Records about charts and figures
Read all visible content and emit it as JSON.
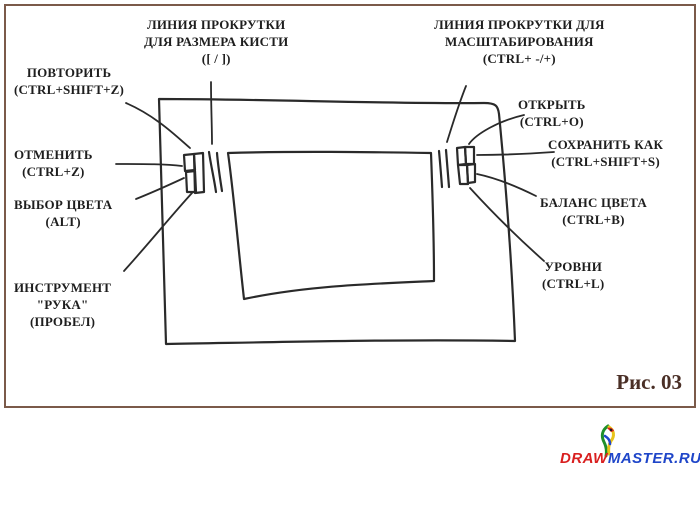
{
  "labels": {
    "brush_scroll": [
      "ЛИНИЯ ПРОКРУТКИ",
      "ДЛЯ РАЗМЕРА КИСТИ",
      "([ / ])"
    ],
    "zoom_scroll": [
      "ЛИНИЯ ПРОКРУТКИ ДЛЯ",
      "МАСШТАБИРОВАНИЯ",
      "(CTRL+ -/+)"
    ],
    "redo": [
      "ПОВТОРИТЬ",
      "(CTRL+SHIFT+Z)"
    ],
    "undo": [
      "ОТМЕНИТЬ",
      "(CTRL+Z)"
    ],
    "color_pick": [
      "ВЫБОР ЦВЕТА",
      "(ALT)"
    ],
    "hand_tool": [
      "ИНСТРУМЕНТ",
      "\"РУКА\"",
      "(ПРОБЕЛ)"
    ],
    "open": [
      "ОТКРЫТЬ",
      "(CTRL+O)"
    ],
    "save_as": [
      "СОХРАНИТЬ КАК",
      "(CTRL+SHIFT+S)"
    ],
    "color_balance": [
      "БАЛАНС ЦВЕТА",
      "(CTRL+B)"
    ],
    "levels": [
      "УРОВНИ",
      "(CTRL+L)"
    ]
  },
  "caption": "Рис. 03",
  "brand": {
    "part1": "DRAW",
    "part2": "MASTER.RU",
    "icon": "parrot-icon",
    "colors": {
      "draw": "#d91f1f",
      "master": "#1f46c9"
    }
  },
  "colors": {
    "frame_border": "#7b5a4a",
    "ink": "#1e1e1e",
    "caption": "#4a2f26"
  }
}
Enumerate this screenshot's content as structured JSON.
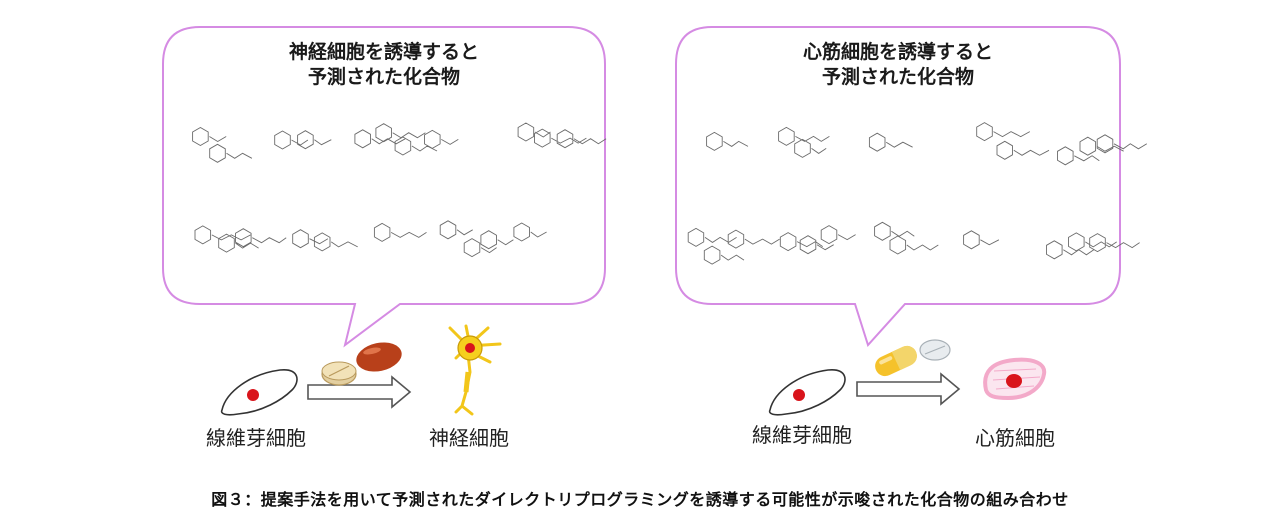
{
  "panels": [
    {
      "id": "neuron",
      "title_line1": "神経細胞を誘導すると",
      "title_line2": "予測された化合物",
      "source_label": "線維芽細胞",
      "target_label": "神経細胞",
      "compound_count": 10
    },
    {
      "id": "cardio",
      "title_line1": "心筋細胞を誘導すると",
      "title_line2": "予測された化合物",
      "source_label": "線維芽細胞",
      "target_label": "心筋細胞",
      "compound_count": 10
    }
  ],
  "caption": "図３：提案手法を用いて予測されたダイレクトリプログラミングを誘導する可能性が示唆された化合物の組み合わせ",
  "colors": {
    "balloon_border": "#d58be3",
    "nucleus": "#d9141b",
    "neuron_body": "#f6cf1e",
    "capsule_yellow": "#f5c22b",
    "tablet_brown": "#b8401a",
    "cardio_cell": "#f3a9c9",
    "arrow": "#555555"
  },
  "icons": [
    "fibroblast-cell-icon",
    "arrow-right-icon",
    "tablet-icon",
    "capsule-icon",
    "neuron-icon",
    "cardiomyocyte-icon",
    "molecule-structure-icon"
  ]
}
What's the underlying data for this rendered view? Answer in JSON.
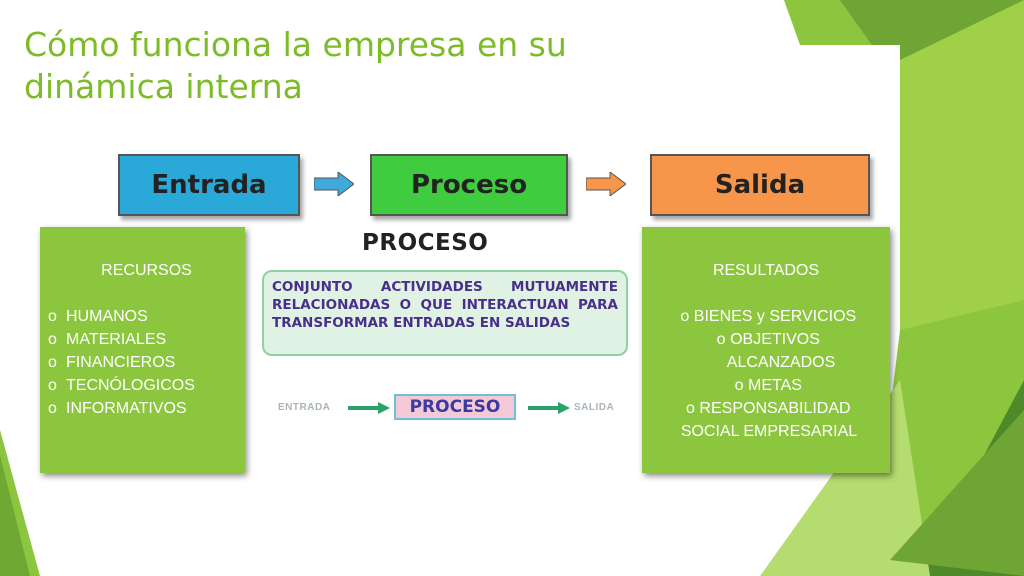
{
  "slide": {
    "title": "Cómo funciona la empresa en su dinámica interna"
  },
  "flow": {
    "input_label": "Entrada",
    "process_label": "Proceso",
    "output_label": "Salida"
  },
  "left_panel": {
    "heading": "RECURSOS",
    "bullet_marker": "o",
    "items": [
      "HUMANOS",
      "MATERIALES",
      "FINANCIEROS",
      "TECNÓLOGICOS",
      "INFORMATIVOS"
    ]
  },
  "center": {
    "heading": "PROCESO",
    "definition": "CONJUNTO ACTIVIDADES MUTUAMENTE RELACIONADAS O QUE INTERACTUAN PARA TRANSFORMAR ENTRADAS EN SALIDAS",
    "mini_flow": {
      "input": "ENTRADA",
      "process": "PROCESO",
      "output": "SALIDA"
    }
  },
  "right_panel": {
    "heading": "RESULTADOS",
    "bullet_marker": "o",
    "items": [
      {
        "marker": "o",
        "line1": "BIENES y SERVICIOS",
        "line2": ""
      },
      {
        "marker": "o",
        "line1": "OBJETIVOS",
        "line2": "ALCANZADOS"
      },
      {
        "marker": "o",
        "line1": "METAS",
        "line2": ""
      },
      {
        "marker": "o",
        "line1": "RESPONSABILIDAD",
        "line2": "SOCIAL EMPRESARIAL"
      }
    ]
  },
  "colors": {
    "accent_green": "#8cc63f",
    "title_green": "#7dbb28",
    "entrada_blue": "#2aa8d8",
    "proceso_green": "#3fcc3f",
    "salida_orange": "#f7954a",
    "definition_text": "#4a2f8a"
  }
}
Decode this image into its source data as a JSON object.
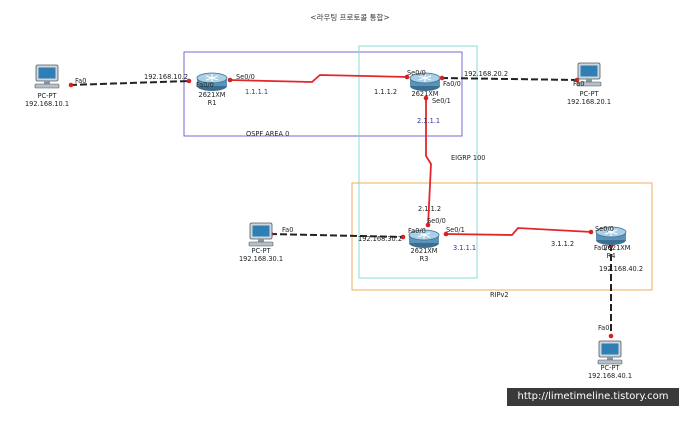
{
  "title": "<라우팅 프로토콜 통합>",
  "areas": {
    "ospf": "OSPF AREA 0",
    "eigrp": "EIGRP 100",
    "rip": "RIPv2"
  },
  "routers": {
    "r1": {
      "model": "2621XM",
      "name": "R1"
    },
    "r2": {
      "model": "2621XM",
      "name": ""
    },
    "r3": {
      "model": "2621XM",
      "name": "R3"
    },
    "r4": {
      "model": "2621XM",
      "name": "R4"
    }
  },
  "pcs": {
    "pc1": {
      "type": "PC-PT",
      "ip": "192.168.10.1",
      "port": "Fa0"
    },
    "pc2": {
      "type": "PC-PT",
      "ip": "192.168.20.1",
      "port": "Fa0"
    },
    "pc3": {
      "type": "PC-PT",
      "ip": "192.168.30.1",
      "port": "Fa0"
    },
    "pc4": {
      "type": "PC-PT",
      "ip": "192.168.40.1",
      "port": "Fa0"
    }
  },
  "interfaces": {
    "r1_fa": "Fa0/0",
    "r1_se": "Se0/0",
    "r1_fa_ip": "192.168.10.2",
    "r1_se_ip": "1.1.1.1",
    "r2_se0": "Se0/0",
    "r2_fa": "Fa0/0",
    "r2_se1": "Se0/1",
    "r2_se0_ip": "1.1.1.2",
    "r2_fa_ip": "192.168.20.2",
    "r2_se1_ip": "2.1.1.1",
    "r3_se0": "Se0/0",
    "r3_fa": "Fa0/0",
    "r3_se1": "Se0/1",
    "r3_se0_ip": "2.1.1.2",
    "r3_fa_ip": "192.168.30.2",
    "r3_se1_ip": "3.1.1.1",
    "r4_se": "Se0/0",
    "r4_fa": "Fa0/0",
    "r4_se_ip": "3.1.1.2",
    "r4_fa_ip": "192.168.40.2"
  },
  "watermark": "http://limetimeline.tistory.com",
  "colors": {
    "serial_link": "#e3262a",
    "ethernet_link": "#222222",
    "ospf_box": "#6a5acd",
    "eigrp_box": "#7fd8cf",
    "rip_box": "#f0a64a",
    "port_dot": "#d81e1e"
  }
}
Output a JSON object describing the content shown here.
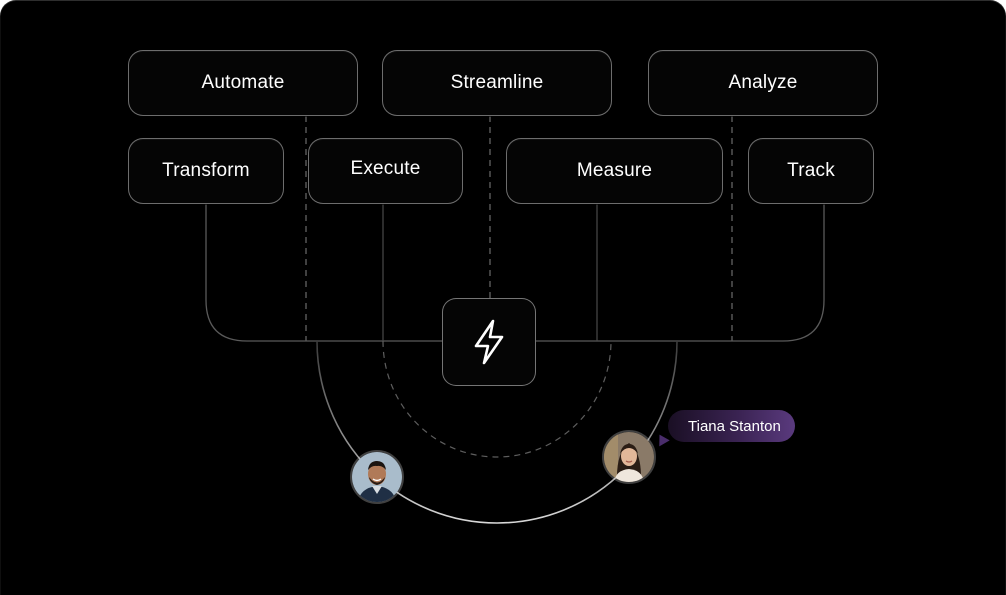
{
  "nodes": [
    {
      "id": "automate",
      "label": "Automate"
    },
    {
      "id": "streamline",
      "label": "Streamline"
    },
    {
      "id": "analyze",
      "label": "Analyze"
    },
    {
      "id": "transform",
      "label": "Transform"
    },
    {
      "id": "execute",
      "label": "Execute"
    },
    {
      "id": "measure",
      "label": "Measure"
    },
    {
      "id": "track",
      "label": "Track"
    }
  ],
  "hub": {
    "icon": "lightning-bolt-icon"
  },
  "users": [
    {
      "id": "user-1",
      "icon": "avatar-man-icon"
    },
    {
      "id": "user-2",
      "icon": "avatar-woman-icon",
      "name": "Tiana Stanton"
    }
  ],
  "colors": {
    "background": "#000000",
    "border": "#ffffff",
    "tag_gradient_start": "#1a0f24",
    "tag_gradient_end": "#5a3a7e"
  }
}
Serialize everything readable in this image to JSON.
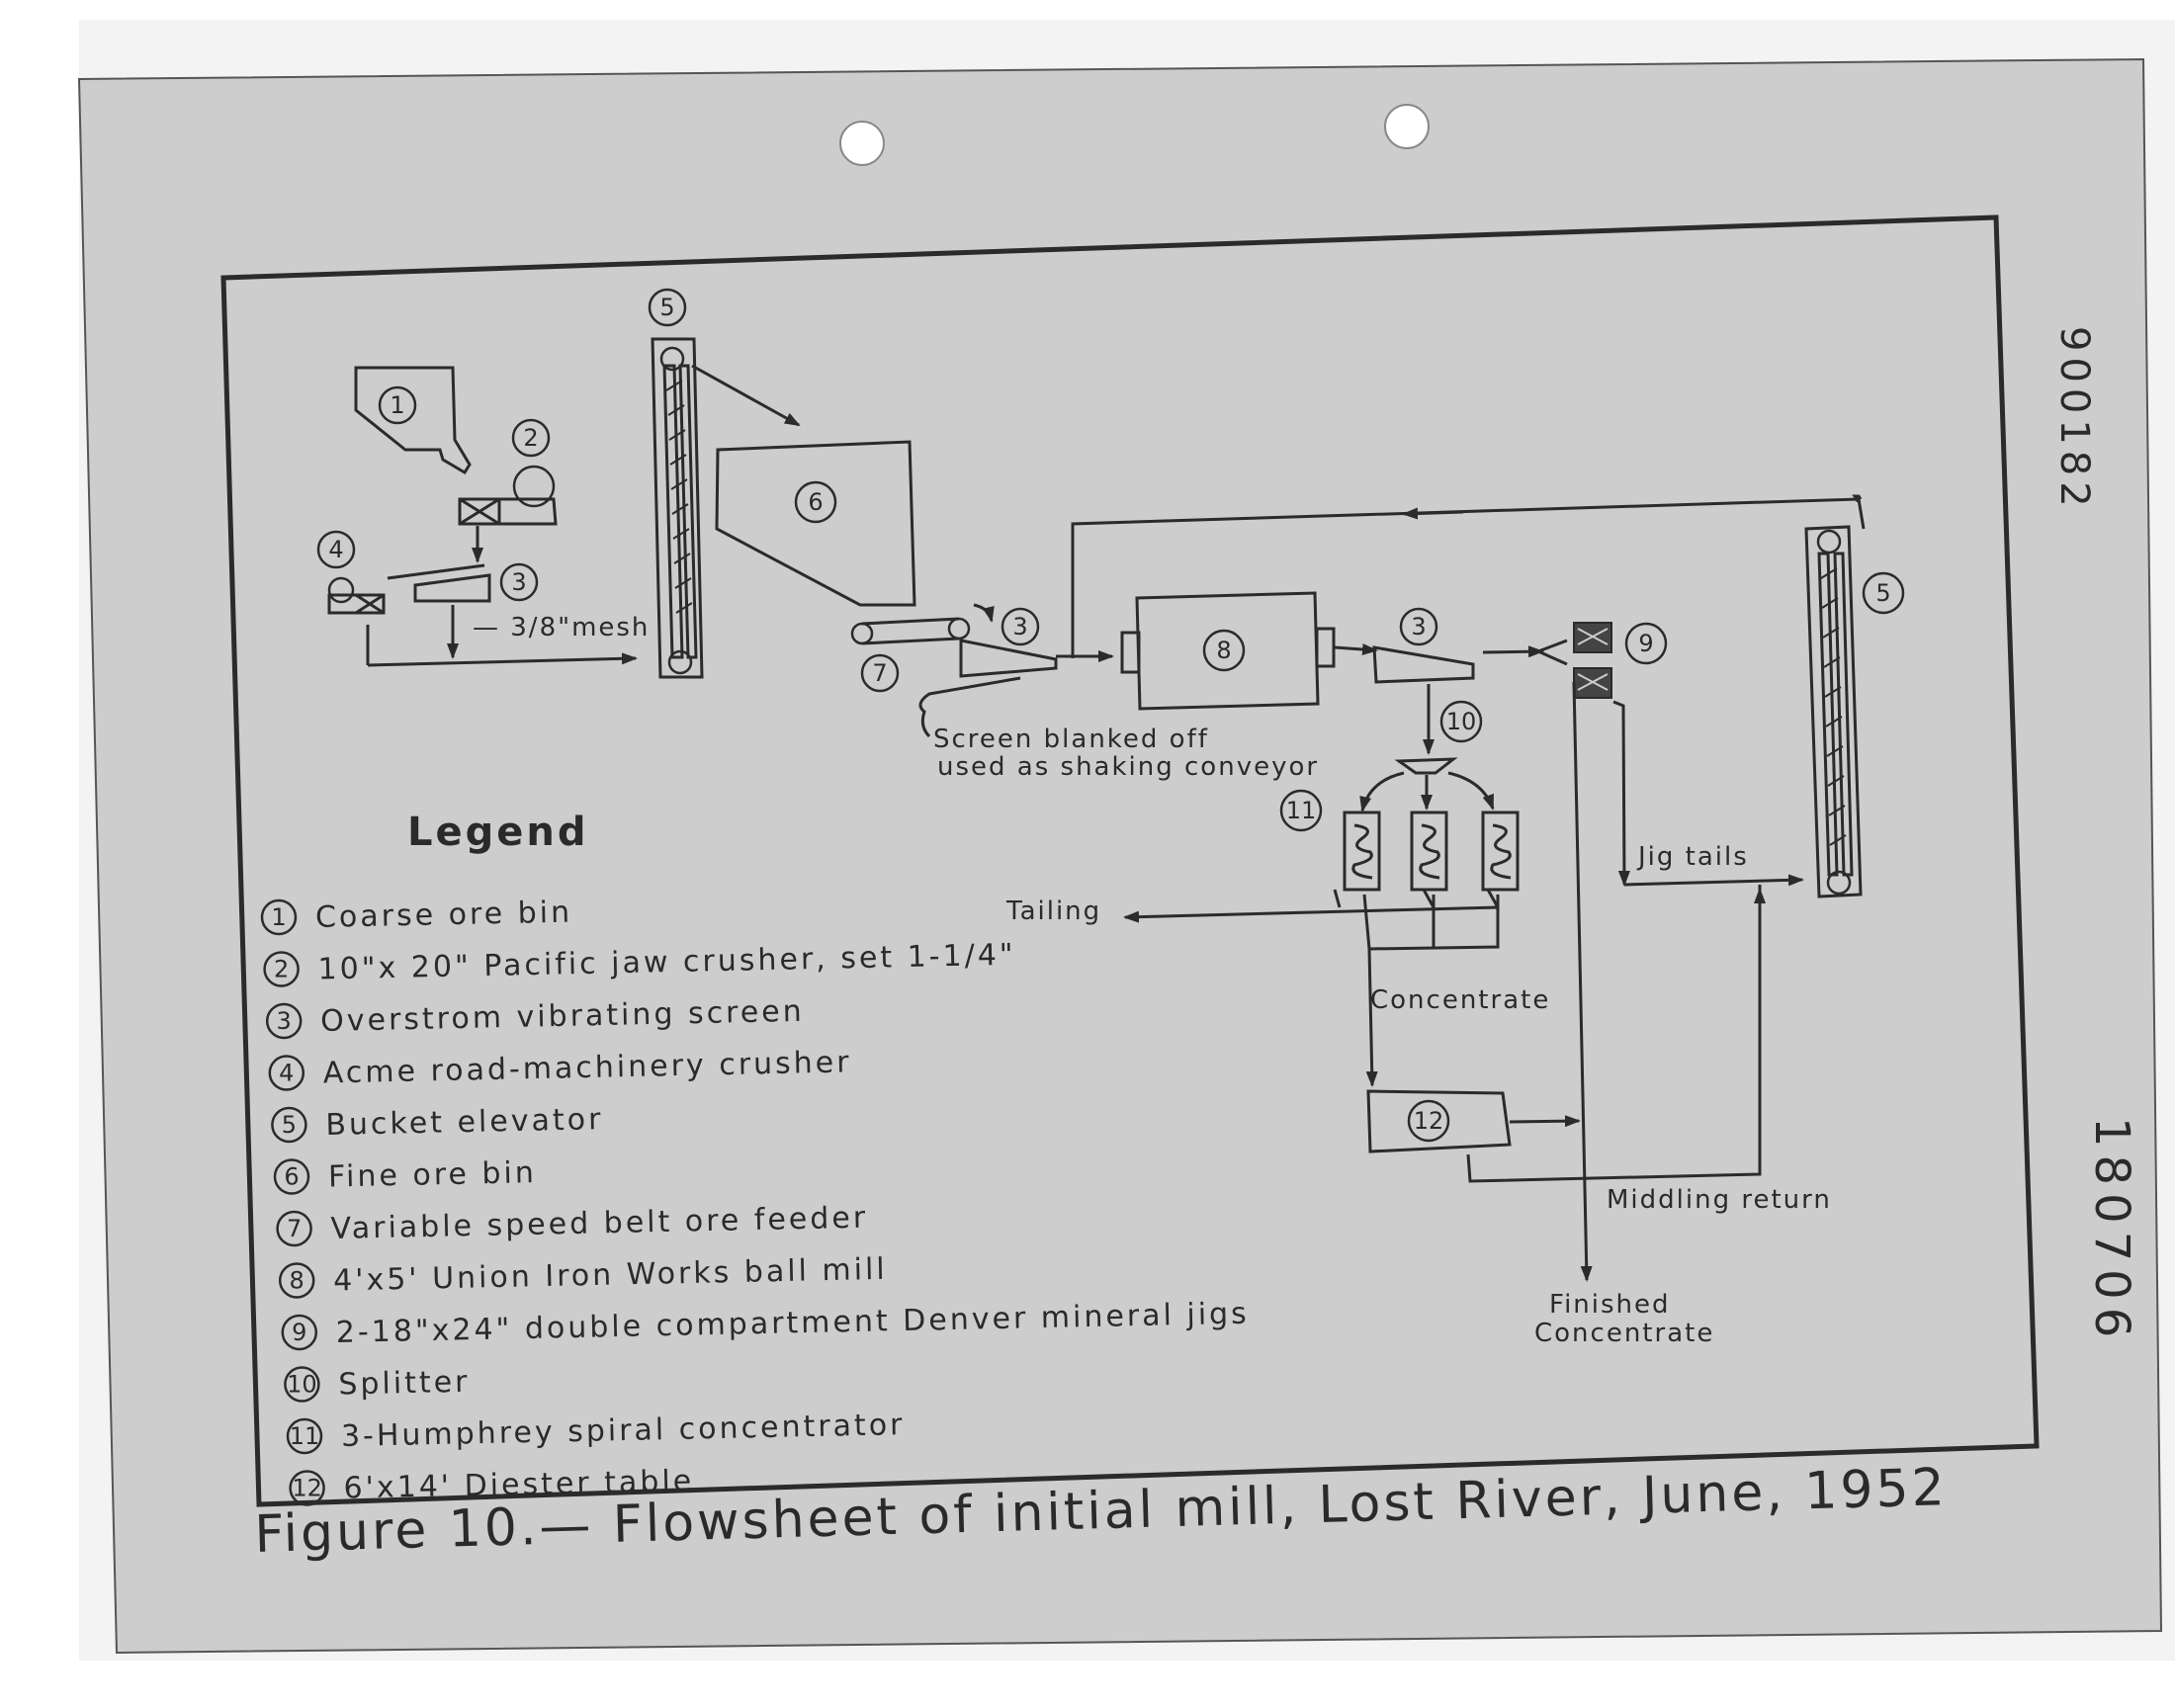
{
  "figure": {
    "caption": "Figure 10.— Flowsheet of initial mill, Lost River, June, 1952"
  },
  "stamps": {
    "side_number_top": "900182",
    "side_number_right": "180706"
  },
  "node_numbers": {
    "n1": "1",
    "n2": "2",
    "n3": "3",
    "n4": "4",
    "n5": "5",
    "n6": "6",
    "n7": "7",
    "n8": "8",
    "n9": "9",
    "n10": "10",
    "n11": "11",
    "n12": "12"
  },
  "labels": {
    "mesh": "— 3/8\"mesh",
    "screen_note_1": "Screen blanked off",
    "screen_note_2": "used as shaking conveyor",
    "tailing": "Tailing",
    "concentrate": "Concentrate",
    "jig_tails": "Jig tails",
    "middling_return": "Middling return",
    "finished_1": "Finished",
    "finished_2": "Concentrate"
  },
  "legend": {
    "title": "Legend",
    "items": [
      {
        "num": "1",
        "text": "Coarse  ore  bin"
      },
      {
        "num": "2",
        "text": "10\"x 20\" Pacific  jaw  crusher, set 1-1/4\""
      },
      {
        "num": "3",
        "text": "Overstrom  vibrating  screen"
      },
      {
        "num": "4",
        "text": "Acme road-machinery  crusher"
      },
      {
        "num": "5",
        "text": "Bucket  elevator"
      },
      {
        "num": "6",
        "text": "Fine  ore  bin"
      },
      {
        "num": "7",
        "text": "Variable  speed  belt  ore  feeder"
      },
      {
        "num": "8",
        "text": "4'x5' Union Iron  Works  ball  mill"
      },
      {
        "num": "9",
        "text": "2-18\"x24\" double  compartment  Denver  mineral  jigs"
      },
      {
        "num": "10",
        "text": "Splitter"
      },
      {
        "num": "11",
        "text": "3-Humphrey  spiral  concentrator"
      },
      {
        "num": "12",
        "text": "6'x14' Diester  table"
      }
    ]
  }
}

**Work to be completed:**
Write only the number of lines in the records that include the word "ПРОКРУТКИ".

**Exercise solution:**
2